_DO THIS_
Without the pictures, reproduce the records that follow exactly.

(A run of records)
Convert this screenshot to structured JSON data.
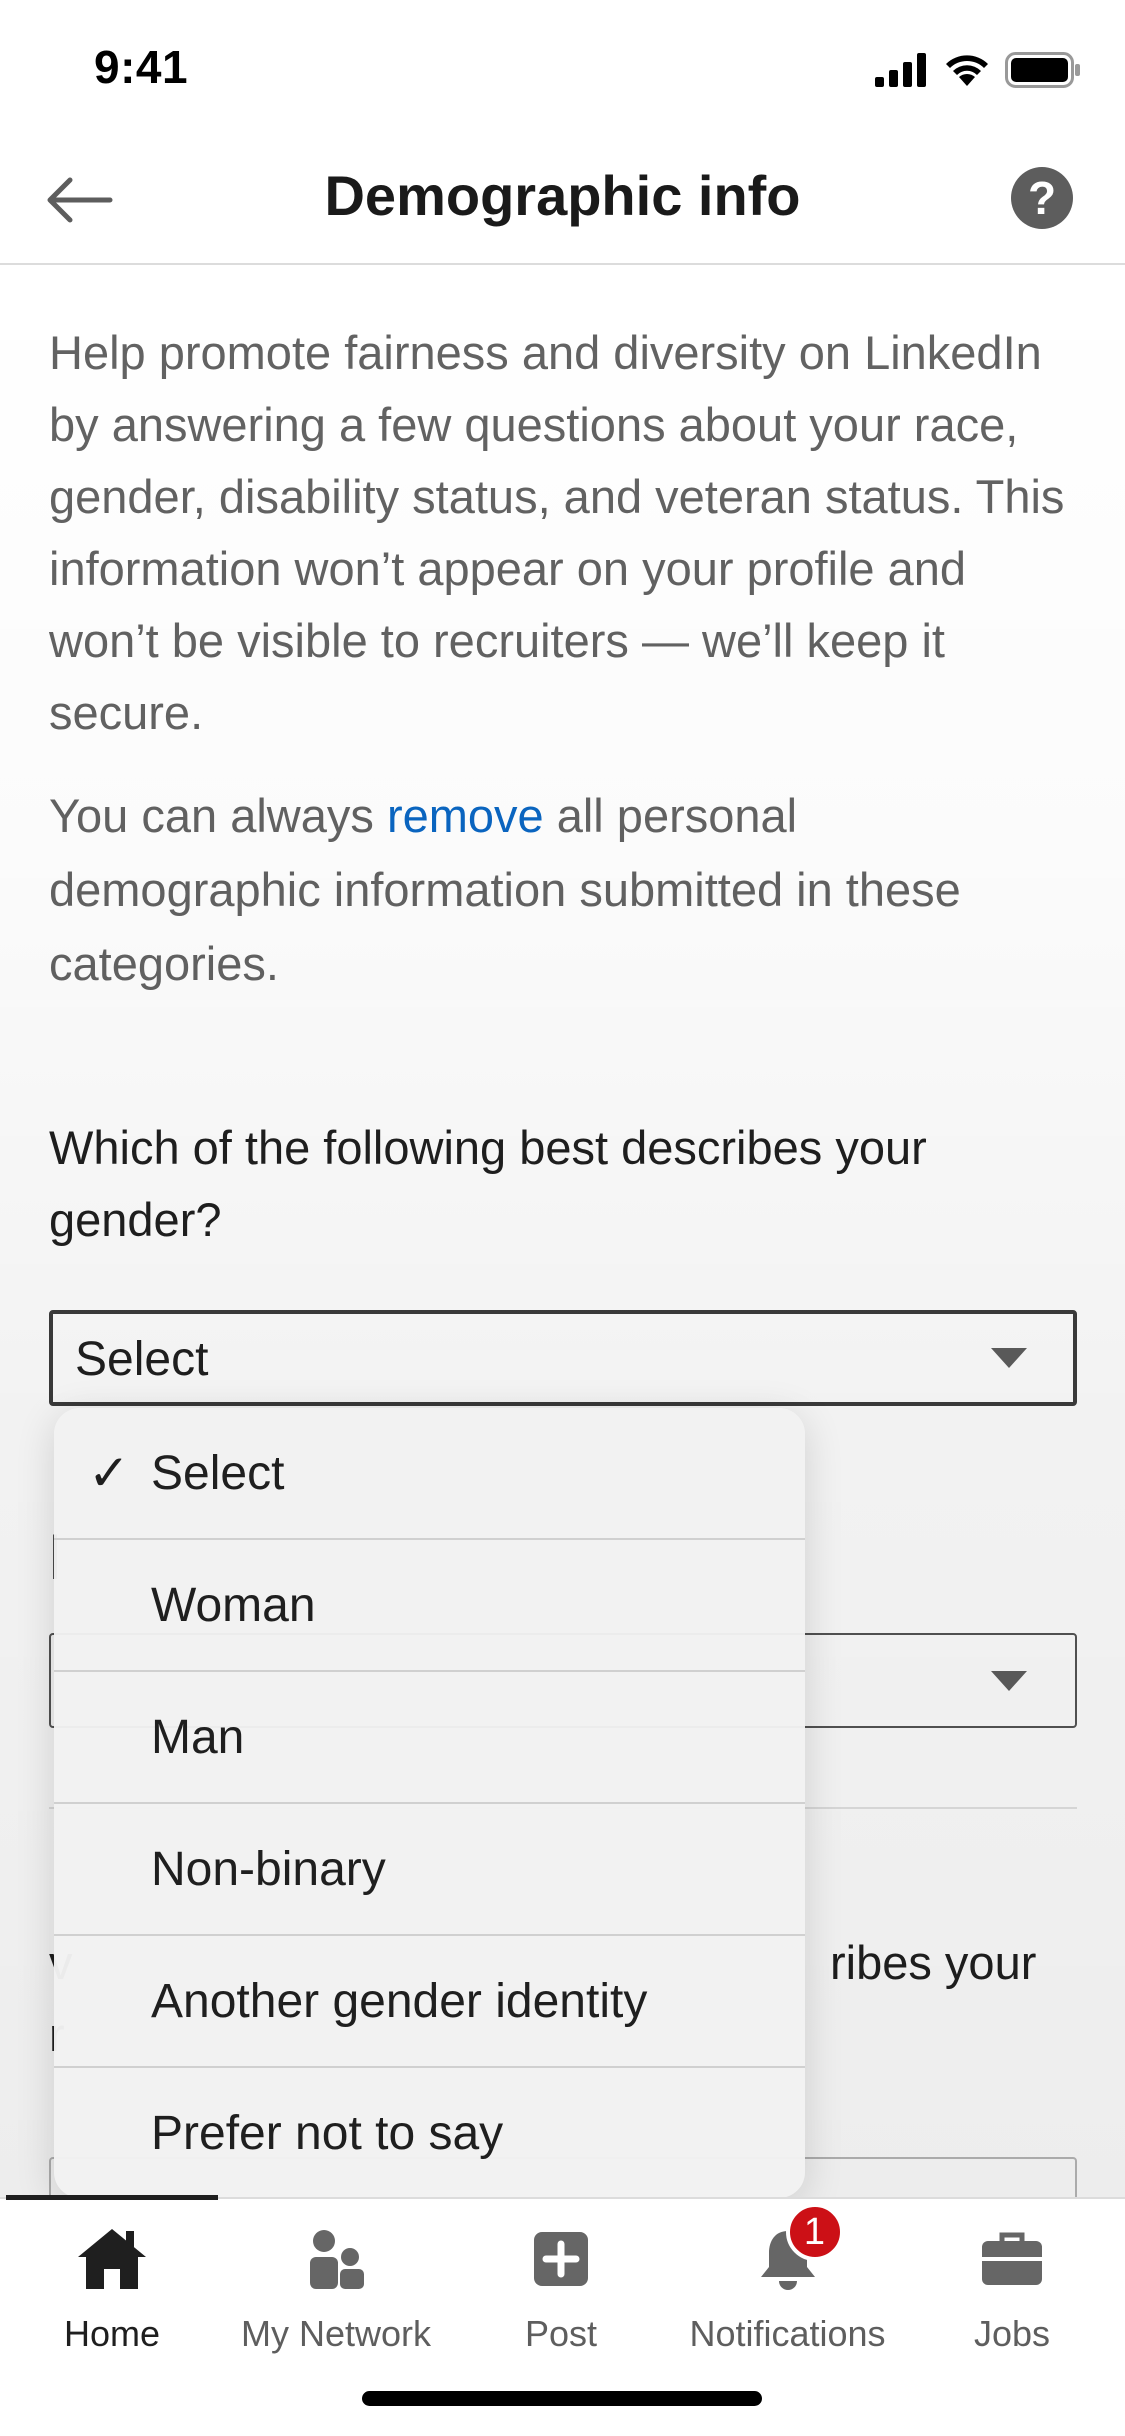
{
  "status_bar": {
    "time": "9:41"
  },
  "header": {
    "title": "Demographic info",
    "help_glyph": "?"
  },
  "intro": {
    "text": "Help promote fairness and diversity on LinkedIn by answering a few questions about your race, gender, disability status, and veteran status. This information won’t appear on your profile and won’t be visible to recruiters — we’ll keep it secure.",
    "remove_prefix": "You can always ",
    "remove_link": "remove",
    "remove_suffix": " all personal demographic information submitted in these categories."
  },
  "gender_question": {
    "label": "Which of the following best describes your gender?",
    "selected": "Select"
  },
  "partial_question": {
    "right_fragment": "ribes your"
  },
  "dropdown": {
    "check_glyph": "✓",
    "options": [
      "Select",
      "Woman",
      "Man",
      "Non-binary",
      "Another gender identity",
      "Prefer not to say"
    ],
    "selected_index": 0
  },
  "bottom_nav": {
    "items": [
      {
        "label": "Home",
        "icon": "home-icon",
        "active": true
      },
      {
        "label": "My Network",
        "icon": "people-icon",
        "active": false
      },
      {
        "label": "Post",
        "icon": "plus-square-icon",
        "active": false
      },
      {
        "label": "Notifications",
        "icon": "bell-icon",
        "active": false,
        "badge": "1"
      },
      {
        "label": "Jobs",
        "icon": "briefcase-icon",
        "active": false
      }
    ]
  },
  "colors": {
    "link": "#0a66c2",
    "badge": "#cc1016",
    "muted_text": "#626262"
  }
}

_ANSWER TO THE PROBLEM_
Convert this screenshot to structured JSON data.
{
  "status_bar": {
    "time": "9:41"
  },
  "header": {
    "title": "Demographic info",
    "help_glyph": "?"
  },
  "intro": {
    "text": "Help promote fairness and diversity on LinkedIn by answering a few questions about your race, gender, disability status, and veteran status. This information won’t appear on your profile and won’t be visible to recruiters — we’ll keep it secure.",
    "remove_prefix": "You can always ",
    "remove_link": "remove",
    "remove_suffix": " all personal demographic information submitted in these categories."
  },
  "gender_question": {
    "label": "Which of the following best describes your gender?",
    "selected": "Select"
  },
  "partial_question": {
    "right_fragment": "ribes your"
  },
  "dropdown": {
    "check_glyph": "✓",
    "options": [
      "Select",
      "Woman",
      "Man",
      "Non-binary",
      "Another gender identity",
      "Prefer not to say"
    ],
    "selected_index": 0
  },
  "bottom_nav": {
    "items": [
      {
        "label": "Home",
        "icon": "home-icon",
        "active": true
      },
      {
        "label": "My Network",
        "icon": "people-icon",
        "active": false
      },
      {
        "label": "Post",
        "icon": "plus-square-icon",
        "active": false
      },
      {
        "label": "Notifications",
        "icon": "bell-icon",
        "active": false,
        "badge": "1"
      },
      {
        "label": "Jobs",
        "icon": "briefcase-icon",
        "active": false
      }
    ]
  },
  "colors": {
    "link": "#0a66c2",
    "badge": "#cc1016",
    "muted_text": "#626262"
  }
}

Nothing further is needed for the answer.